Surfers and tourists banned, Australian beaches locked down as virus cases pass 1,000
Sunbathers, surfers and tourists were banned from Bondi Beach on Saturday in efforts to contain the coronavirus, which has now infected more than 1,000 people in Australia.
SYDNEY, March 21 (AFP): Sunbathers, surfers and tourists were banned from Bondi Beach on Saturday in efforts to contain the coronavirus, which has now infected more than 1,000 people in Australia.
Lifeguards emptied the sands of daytrippers and police taped off entrances to the beach in Sydney, before closing several more of the city's popular swimming spots.
The temporary measure comes after photos were shared online showing mostly young beachgoers packed together -- drawing howls of protest in the media and from officials who have forbidden non-essential outdoor gatherings of more than 500 people.
"This is not something we are doing because we are the 'fun police'... this is about saving lives," New South Wales state Police Minister David Elliott told reporters.
Meanwhile, a whole region - the vast Northern Territory - said it would close its borders next week, forcing arrivals from elsewhere in Australia to quarantine for two weeks.
The measures announced by the territory's chief minister, which begin on Tuesday, were aimed at addressing fears over the safety of remote indigenous communities who may be more vulnerable to an outbreak.
Australia's confirmed cases climbed to 1,068 on Saturday. Among them are 10 US tourists quarantined in South Australia.
The nation has taken a series of drastic steps to contain the spread of the contagion, including closing its borders to foreigners and non-residents.
At Bondi, people looked on at the desolate sands from the promenade after being told to leave the beach.
"I think it's about time we take our responsibility even though it's taking away something we value so much," Bondi local Leila Alem told reporters.
Prime Minister Scott Morrison has so far stopped short of ordering people to stay home or the shutdown of non-essential businesses, as introduced in some parts of the world.

PROVIDED MATERIAL:
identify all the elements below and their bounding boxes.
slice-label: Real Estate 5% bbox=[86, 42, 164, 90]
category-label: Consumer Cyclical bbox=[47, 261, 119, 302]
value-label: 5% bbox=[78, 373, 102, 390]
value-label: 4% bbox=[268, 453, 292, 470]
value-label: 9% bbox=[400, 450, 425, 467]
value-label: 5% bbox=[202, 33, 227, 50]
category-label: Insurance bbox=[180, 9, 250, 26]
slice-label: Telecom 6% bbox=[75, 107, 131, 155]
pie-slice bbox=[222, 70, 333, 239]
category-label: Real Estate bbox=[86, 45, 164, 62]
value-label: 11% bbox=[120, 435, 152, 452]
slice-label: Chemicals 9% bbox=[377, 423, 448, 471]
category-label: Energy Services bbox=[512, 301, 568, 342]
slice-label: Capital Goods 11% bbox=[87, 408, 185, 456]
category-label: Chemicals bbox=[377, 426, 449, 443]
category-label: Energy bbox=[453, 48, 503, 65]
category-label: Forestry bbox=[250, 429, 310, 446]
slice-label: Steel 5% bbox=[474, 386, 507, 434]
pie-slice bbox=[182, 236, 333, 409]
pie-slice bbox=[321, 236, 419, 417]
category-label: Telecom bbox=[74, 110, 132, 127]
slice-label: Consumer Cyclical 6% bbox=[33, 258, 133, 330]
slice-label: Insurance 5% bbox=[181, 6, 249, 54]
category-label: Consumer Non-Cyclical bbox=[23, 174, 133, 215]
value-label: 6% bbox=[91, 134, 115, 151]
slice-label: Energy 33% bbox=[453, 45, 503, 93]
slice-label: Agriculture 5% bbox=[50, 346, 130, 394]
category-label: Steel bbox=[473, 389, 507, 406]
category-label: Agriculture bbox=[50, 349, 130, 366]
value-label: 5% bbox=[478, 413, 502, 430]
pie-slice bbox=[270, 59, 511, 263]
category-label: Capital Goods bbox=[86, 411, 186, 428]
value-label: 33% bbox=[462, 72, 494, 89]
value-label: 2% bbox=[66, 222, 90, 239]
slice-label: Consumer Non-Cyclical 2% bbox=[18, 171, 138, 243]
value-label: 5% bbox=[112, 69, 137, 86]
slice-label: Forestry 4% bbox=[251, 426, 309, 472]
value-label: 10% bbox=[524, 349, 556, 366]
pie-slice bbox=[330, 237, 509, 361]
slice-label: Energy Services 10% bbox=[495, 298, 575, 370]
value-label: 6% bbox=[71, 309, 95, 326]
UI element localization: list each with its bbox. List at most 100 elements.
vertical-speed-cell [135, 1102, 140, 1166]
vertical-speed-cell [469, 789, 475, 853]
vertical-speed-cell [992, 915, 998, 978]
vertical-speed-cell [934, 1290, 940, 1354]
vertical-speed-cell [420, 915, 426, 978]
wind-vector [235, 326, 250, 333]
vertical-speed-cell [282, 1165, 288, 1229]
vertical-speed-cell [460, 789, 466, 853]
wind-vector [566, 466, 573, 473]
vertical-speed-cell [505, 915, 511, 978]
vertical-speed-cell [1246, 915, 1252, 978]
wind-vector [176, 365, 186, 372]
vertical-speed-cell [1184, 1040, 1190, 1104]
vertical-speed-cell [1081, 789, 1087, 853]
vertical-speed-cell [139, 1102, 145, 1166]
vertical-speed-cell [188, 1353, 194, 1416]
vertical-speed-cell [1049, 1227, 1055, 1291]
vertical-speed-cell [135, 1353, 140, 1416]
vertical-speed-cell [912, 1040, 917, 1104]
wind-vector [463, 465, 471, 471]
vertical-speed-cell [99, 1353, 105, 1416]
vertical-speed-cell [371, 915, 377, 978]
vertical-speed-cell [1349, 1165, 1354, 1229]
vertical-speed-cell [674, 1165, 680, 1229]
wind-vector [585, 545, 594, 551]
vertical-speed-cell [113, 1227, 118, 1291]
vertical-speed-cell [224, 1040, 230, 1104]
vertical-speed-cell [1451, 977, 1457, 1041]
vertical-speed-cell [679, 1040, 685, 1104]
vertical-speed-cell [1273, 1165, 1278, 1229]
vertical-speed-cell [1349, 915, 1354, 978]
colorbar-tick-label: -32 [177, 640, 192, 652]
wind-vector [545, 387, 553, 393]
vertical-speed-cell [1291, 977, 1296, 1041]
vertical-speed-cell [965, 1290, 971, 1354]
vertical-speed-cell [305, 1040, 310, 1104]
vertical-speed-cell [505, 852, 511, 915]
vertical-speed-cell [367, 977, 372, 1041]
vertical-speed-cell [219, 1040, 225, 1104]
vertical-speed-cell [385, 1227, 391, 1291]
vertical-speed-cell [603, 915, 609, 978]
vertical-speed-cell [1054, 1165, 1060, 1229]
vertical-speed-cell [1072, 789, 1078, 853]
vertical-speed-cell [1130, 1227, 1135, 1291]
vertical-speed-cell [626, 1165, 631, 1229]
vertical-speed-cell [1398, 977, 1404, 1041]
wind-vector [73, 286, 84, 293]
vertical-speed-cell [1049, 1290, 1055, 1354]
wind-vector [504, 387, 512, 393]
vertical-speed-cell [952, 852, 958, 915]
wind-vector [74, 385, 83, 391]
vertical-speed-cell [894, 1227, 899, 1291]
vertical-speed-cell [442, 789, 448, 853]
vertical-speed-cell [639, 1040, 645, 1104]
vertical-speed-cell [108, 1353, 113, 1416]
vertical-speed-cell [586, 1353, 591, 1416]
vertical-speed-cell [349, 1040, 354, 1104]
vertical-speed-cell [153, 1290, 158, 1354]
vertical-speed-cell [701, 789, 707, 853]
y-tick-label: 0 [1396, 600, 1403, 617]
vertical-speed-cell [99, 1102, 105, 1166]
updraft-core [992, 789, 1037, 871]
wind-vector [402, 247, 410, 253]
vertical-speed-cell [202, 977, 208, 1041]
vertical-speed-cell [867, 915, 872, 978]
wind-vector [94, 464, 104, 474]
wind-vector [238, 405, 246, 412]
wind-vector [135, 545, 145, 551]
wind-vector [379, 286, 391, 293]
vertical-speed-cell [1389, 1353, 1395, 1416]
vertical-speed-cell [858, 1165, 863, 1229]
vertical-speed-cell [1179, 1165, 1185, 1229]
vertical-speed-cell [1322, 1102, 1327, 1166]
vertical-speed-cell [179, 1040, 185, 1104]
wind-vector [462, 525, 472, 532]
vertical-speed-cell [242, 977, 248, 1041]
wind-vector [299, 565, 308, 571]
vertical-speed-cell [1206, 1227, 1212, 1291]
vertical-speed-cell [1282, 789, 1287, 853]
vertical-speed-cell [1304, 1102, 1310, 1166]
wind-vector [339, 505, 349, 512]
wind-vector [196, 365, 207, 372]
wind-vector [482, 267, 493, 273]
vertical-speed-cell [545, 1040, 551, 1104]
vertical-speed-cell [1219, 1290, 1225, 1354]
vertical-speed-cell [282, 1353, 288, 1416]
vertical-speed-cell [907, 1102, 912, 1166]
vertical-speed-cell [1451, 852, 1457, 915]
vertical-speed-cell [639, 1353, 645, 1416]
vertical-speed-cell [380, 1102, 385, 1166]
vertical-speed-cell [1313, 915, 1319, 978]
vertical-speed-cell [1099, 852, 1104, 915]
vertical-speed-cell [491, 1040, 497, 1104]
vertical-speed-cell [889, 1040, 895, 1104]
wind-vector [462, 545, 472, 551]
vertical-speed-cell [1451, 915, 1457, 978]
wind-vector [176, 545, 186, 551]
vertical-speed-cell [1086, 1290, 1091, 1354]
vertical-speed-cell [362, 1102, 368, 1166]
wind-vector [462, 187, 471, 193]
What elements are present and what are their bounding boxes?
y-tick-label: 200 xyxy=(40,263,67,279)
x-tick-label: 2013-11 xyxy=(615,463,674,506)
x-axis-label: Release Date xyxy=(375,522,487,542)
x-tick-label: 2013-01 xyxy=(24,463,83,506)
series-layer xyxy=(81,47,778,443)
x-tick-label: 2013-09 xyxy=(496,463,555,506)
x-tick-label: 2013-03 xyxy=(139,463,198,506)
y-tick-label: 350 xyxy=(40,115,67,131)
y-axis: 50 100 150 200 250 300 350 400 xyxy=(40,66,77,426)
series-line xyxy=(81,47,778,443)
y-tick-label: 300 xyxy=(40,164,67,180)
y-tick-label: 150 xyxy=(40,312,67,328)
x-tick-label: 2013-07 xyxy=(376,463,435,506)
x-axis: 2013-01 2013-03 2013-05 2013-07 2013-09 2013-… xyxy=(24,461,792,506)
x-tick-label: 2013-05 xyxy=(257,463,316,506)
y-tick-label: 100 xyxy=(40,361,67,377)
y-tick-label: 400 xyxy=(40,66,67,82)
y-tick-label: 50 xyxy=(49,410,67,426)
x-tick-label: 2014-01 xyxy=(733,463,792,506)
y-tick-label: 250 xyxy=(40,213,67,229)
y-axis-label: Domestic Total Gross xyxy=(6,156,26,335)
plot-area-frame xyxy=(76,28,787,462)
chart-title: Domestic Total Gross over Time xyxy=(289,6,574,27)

WORK ORDER 1: According to the beach-closure report, why is the Northern Territory closing its borders? Answer in one to three sentences.
WORK ORDER 2: For each statement, say yes or no depending on whether it agrees with the beach-closure report, and quote the words from the report that decide it. (a) Australia's confirmed cases reached 1,068 on Saturday. (b) Prime Minister Scott Morrison ordered non-essential businesses to shut down. (c) The Northern Territory's measures start on Monday.
WORK ORDER 3: Copy the beach-closure report word for word, starting with "The temporary measure" and going on through "than 500 people.".

WRITTEN ANSWER 1: The Northern Territory's chief minister announced the border closure to address fears about the safety of remote indigenous communities. Those communities may be more vulnerable to an outbreak.

WRITTEN ANSWER 2:
(a) Yes: "Australia's confirmed cases climbed to 1,068 on Saturday."
(b) No: "Prime Minister Scott Morrison has so far stopped short of ordering people to stay home or the shutdown of non-essential businesses"
(c) No: "which begin on Tuesday"

WRITTEN ANSWER 3:
The temporary measure comes after photos were shared online showing mostly young beachgoers packed together -- drawing howls of protest in the media and from officials who have forbidden non-essential outdoor gatherings of more than 500 people.